**Request**
Locate the lines that hold the string "barbariae". Copy every such line.

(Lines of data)

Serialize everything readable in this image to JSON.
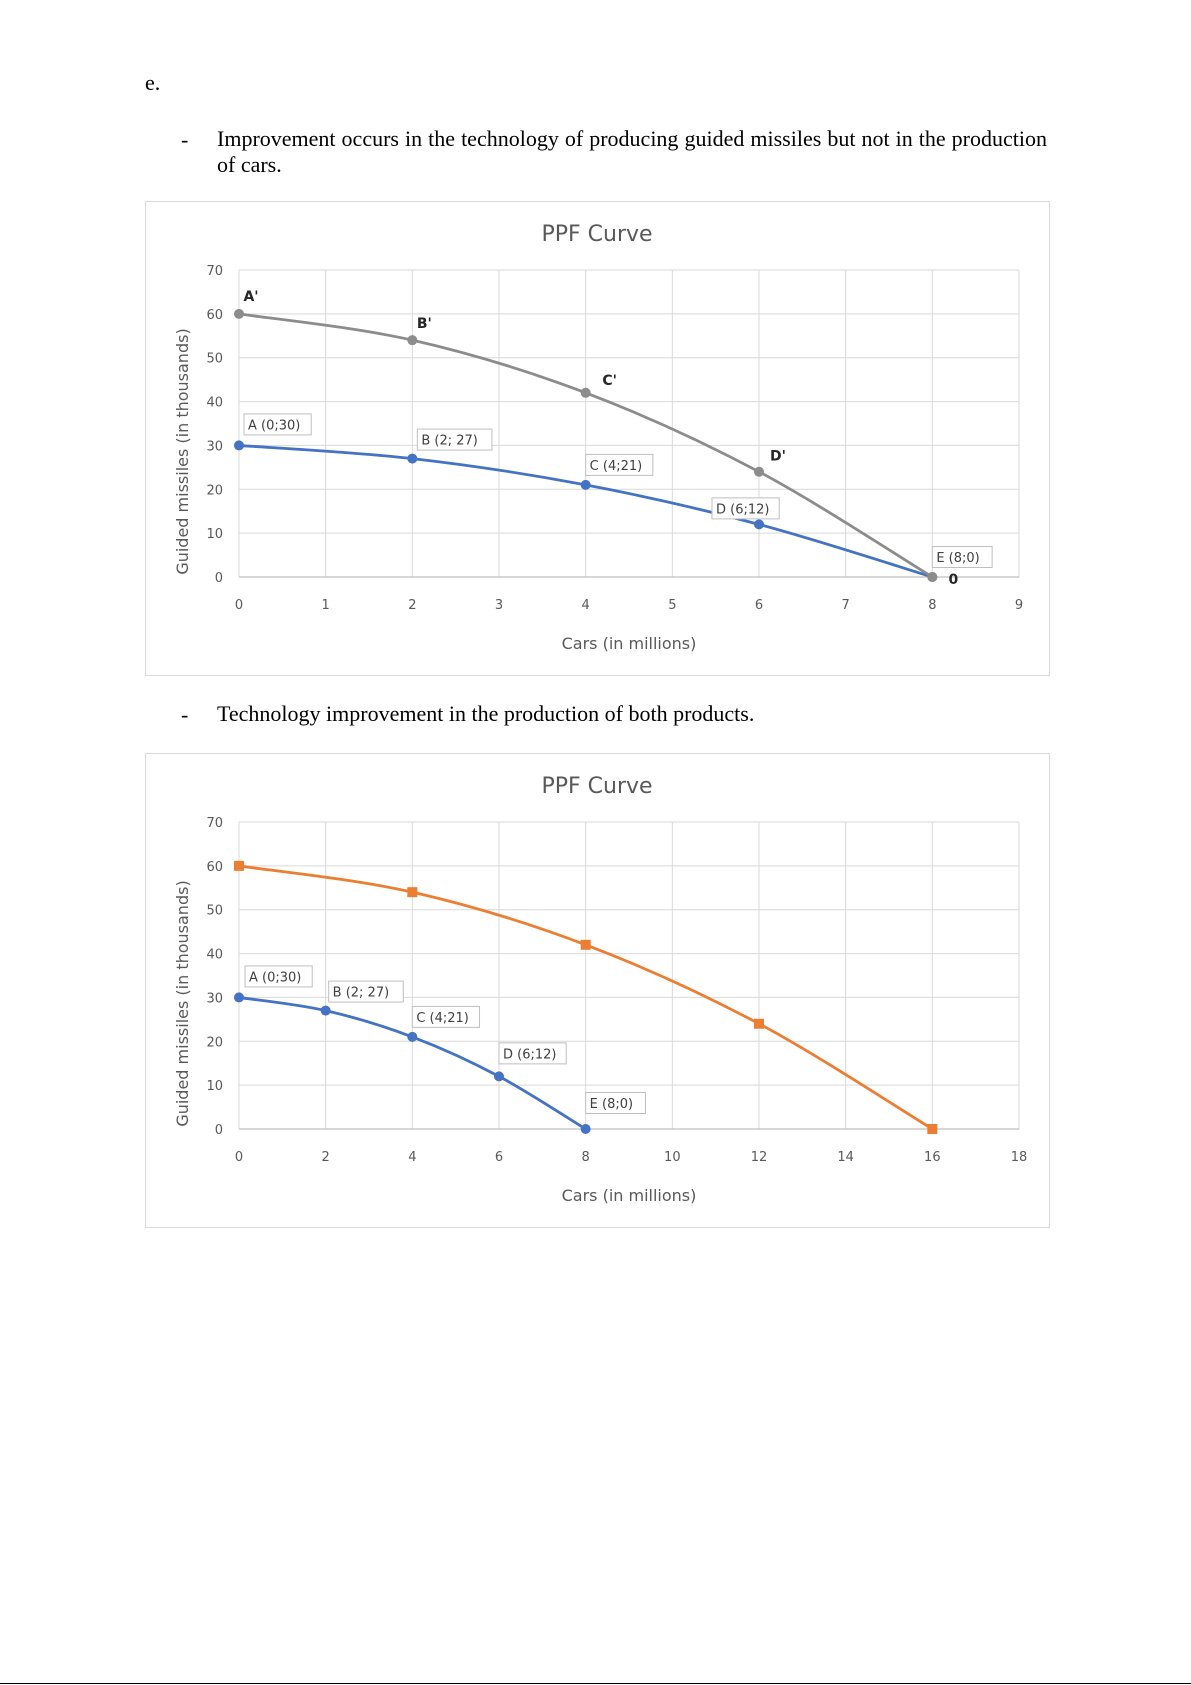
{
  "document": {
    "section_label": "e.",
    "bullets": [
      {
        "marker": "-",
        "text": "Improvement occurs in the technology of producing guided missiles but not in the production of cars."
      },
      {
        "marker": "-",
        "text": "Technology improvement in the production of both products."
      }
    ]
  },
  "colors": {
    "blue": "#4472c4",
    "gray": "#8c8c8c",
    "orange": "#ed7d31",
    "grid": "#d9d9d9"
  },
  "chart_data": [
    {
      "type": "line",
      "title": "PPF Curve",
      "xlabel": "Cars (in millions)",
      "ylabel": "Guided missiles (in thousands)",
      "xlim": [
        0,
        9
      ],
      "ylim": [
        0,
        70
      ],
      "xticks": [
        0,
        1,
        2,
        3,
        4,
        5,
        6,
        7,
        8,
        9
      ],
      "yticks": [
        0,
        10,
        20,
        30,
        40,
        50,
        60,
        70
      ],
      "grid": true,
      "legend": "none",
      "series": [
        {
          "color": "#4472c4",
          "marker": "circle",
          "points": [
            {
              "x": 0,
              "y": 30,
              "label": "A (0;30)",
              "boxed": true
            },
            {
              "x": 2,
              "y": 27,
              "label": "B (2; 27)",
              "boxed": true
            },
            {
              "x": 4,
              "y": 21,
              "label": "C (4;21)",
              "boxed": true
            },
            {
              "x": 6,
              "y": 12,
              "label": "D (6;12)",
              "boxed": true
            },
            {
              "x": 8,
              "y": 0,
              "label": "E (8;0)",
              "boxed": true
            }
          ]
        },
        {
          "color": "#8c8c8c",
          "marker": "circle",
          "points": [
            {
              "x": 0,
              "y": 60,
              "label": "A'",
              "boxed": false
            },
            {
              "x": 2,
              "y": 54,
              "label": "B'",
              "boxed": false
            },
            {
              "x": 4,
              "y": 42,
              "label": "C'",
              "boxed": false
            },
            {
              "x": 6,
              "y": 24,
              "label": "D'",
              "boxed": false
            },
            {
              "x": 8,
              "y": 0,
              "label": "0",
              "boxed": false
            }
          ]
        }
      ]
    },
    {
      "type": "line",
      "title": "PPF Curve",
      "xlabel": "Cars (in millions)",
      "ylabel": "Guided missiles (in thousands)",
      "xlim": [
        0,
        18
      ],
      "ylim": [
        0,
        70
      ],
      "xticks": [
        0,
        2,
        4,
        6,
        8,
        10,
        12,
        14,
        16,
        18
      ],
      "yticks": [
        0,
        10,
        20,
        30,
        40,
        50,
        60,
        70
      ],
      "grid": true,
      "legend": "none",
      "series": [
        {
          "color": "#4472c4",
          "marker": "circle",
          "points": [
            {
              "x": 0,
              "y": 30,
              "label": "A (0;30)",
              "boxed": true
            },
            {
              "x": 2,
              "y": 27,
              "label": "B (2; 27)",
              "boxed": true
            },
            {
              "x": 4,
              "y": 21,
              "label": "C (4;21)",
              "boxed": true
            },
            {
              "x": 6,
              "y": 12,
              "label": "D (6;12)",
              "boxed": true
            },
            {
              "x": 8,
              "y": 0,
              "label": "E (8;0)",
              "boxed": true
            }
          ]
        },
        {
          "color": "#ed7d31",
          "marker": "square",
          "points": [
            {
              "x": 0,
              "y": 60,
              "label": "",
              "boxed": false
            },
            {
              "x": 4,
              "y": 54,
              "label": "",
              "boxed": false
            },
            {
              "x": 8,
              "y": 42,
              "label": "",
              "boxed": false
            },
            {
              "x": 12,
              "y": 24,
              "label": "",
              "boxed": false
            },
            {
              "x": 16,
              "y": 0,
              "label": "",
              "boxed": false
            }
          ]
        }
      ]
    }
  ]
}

* * *

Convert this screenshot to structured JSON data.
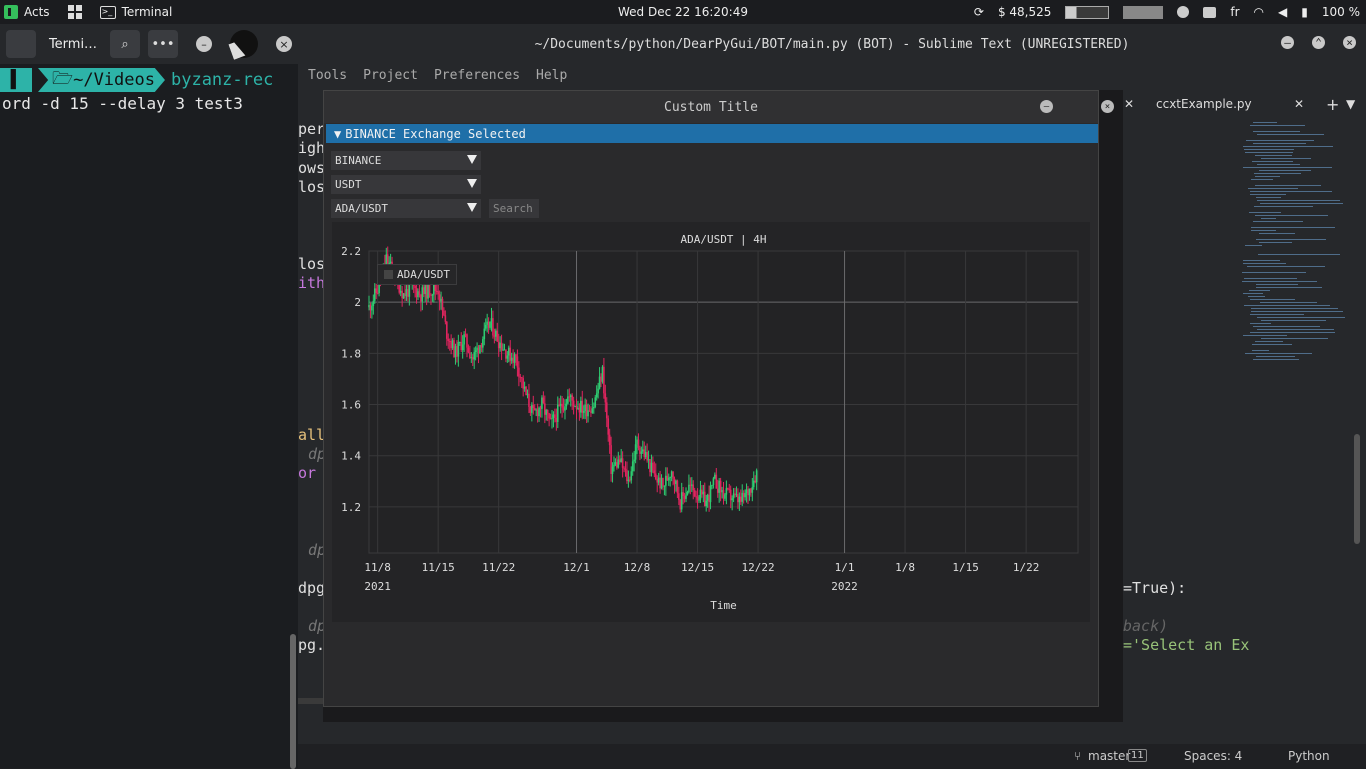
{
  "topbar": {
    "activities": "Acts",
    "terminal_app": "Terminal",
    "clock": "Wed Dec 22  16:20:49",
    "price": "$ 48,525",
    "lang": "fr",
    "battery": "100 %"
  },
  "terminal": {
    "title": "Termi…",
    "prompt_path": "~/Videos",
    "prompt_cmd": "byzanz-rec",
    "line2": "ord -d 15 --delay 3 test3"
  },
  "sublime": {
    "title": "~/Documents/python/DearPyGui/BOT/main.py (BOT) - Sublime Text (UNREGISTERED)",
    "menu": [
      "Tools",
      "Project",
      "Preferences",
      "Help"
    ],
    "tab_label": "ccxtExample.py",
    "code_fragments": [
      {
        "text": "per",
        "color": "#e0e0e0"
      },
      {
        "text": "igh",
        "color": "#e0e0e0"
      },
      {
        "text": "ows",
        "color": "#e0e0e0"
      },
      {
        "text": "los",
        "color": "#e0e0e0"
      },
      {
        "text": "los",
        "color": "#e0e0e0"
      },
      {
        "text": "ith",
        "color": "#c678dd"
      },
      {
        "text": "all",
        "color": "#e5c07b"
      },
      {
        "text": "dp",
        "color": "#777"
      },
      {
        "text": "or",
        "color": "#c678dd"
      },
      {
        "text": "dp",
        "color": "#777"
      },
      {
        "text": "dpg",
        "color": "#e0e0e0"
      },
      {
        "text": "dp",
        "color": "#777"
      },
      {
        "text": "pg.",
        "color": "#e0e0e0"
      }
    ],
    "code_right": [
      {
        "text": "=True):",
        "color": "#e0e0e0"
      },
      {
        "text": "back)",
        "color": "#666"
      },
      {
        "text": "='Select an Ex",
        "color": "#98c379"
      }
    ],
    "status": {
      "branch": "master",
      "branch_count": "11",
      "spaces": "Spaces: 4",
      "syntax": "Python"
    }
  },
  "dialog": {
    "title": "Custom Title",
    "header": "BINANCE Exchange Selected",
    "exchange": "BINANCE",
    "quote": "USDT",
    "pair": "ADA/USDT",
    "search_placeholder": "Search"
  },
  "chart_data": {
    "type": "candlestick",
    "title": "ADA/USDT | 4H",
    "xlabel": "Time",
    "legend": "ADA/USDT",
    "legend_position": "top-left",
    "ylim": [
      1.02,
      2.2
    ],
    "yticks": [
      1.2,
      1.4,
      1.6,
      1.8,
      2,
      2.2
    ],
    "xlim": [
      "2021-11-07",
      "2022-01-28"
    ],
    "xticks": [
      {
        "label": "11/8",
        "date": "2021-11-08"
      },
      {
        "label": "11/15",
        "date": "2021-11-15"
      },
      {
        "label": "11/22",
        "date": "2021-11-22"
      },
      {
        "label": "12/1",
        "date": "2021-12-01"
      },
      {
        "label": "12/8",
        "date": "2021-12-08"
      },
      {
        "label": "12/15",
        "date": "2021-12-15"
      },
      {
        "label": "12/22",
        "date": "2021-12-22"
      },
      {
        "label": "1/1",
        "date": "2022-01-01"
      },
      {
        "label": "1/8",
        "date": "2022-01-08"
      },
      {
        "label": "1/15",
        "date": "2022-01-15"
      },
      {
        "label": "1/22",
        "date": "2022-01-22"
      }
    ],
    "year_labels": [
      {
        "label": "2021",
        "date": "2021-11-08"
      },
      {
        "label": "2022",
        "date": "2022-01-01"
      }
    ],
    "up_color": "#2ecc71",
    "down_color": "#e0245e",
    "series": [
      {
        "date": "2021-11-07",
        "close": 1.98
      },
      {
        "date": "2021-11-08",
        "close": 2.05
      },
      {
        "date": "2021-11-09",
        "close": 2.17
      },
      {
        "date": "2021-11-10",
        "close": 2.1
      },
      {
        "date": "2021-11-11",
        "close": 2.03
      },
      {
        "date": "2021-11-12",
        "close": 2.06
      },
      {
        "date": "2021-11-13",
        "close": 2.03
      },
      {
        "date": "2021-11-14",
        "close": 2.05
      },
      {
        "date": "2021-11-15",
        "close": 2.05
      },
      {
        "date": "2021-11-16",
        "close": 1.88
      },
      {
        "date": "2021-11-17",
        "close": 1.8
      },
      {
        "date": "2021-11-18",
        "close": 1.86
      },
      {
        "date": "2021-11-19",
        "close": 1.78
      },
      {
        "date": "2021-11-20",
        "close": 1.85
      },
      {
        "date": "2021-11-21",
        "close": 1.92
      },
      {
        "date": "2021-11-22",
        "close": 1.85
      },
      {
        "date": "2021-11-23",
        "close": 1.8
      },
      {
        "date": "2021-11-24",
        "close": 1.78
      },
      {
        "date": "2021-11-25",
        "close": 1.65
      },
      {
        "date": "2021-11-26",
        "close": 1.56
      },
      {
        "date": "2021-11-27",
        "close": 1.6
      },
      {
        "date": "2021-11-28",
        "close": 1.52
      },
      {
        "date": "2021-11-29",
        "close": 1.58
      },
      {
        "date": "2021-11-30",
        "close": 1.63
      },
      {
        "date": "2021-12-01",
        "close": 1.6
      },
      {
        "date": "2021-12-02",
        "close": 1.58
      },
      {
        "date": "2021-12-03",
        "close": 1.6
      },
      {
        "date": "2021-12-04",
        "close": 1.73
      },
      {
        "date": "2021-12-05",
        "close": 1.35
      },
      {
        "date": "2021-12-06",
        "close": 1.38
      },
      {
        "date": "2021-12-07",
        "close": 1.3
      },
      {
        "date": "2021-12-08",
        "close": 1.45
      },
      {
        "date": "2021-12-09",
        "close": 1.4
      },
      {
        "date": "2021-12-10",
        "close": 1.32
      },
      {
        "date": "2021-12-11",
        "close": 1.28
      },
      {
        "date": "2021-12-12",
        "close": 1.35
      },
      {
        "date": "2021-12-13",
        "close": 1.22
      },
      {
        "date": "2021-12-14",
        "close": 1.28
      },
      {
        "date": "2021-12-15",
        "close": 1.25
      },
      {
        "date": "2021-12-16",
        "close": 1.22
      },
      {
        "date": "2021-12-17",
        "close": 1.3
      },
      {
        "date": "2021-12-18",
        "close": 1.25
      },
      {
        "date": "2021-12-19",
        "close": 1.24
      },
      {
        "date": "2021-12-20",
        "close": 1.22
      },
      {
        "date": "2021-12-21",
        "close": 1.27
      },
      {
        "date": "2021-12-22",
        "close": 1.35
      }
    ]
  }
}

==

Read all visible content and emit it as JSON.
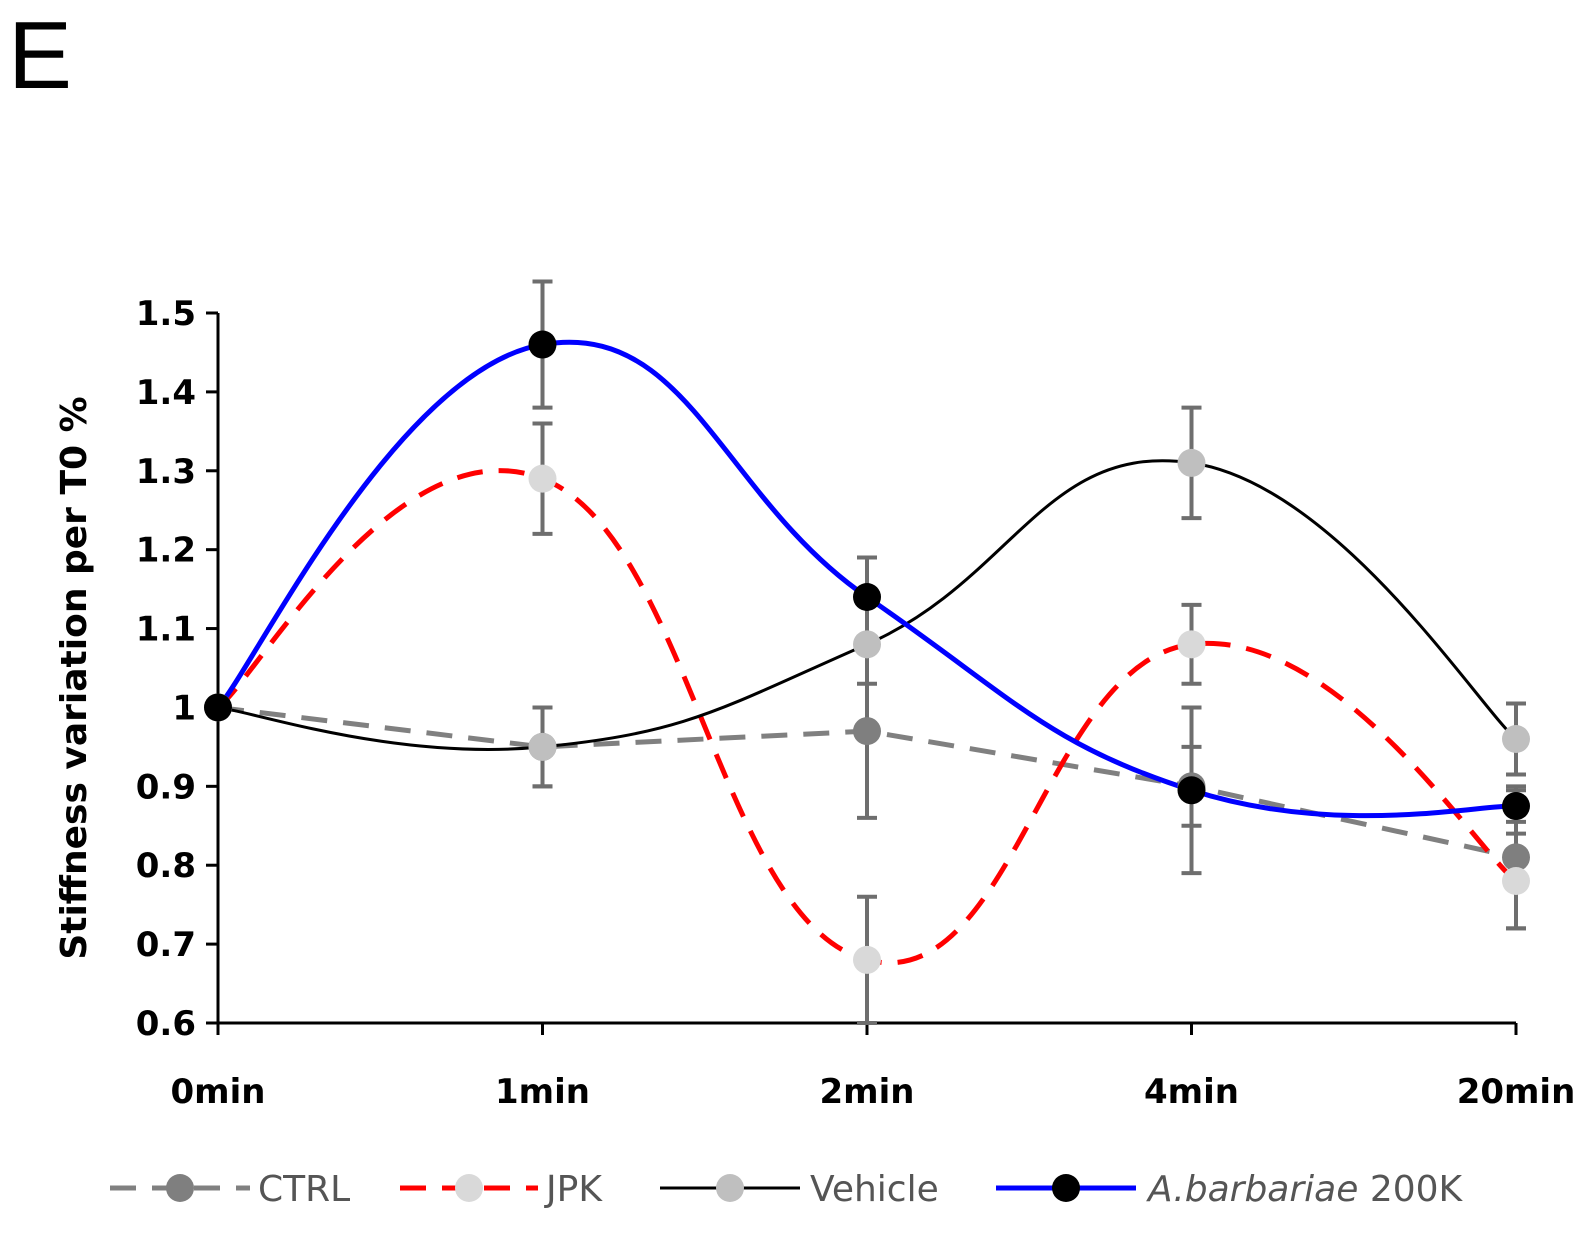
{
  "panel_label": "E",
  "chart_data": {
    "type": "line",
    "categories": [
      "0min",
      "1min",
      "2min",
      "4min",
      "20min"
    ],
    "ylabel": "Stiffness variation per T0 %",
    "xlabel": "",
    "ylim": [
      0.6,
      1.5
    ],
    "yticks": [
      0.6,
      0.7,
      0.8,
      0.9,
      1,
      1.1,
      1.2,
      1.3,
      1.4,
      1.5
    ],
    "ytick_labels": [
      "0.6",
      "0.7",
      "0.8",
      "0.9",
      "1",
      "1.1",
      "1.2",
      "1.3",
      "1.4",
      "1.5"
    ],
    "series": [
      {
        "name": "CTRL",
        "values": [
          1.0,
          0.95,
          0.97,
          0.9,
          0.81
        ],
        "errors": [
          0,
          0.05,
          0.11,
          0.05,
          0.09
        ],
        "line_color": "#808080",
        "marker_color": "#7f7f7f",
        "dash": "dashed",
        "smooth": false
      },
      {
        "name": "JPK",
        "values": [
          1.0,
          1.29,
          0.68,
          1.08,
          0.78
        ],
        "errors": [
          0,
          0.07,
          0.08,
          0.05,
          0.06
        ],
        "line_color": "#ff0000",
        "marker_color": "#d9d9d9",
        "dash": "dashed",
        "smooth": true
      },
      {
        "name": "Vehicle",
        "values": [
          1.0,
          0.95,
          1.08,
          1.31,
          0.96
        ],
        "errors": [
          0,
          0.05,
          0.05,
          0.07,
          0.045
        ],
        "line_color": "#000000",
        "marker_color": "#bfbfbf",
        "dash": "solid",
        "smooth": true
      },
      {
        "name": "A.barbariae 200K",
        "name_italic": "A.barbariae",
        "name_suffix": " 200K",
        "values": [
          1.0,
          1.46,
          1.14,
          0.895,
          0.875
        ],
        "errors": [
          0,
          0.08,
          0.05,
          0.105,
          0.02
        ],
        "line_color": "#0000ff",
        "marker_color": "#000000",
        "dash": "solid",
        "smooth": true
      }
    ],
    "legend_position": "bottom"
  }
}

**Task output**
        "name": "A.barbariae 200K",
        "name_italic": "A.barbariae",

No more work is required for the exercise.